▶ EXERCISE PROMPT
Pick out each line below containing "أنها".

▶ Dataset excerpt

※

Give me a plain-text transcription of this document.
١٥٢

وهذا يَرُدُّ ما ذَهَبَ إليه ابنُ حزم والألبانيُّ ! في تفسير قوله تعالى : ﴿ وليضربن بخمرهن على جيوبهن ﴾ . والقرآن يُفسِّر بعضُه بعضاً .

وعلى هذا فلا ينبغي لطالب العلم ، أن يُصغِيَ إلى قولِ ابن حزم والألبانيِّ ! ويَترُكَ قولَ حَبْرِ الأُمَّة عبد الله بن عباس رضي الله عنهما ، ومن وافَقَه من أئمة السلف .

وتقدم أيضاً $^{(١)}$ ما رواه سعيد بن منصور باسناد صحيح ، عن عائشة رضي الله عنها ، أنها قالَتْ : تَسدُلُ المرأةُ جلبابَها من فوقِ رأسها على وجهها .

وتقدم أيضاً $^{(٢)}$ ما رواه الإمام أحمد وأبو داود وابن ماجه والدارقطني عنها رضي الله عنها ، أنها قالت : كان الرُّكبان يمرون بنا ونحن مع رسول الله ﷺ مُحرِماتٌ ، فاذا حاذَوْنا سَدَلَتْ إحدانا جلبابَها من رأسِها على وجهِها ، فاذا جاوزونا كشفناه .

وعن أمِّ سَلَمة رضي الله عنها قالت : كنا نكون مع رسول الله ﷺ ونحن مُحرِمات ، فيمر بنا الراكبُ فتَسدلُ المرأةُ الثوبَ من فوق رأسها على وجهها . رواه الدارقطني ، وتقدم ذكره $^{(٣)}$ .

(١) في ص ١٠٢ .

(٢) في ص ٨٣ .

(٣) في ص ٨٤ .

※

▶ WRITTEN ANSWER
وتقدم أيضاً $^{(١)}$ ما رواه سعيد بن منصور باسناد صحيح ، عن عائشة رضي الله عنها ، أنها قالَتْ : تَسدُلُ المرأةُ جلبابَها من فوقِ رأسها على وجهها .
وتقدم أيضاً $^{(٢)}$ ما رواه الإمام أحمد وأبو داود وابن ماجه والدارقطني عنها رضي الله عنها ، أنها قالت : كان الرُّكبان يمرون بنا ونحن مع رسول الله ﷺ مُحرِماتٌ ، فاذا حاذَوْنا سَدَلَتْ إحدانا جلبابَها من رأسِها على وجهِها ، فاذا جاوزونا كشفناه .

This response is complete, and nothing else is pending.